Stored records:
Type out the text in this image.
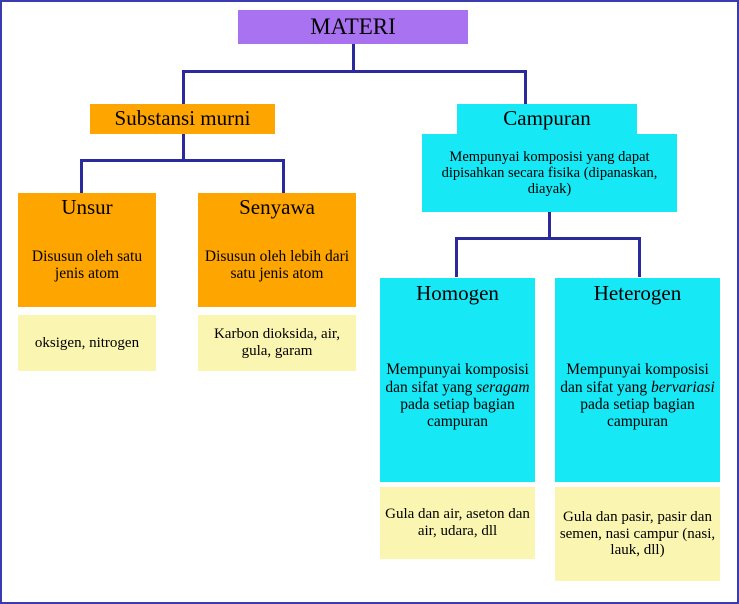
MATERI
Substansi murni
Unsur
Disusun oleh satu jenis atom
oksigen, nitrogen
Senyawa
Disusun oleh lebih dari satu jenis atom
Karbon dioksida, air, gula, garam
Campuran
Mempunyai komposisi yang dapat dipisahkan secara fisika (dipanaskan, diayak)
Homogen
Mempunyai komposisi dan sifat yang seragam pada setiap bagian campuran
Gula dan air, aseton dan air, udara, dll
Heterogen
Mempunyai komposisi dan sifat yang bervariasi pada setiap bagian campuran
Gula dan pasir, pasir dan semen, nasi campur (nasi, lauk, dll)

EXERCISE DESCRIPTION => Leave every image out, and retype the material exactly.

SOLUTION TO THIS PROBLEM =>
Type out the text in this image.
MATERI
Substansi murni
Unsur
Disusun oleh satu jenis atom
oksigen, nitrogen
Senyawa
Disusun oleh lebih dari satu jenis atom
Karbon dioksida, air, gula, garam
Campuran
Mempunyai komposisi yang dapat dipisahkan secara fisika (dipanaskan, diayak)
Homogen
Mempunyai komposisi dan sifat yang seragam pada setiap bagian campuran
Gula dan air, aseton dan air, udara, dll
Heterogen
Mempunyai komposisi dan sifat yang bervariasi pada setiap bagian campuran
Gula dan pasir, pasir dan semen, nasi campur (nasi, lauk, dll)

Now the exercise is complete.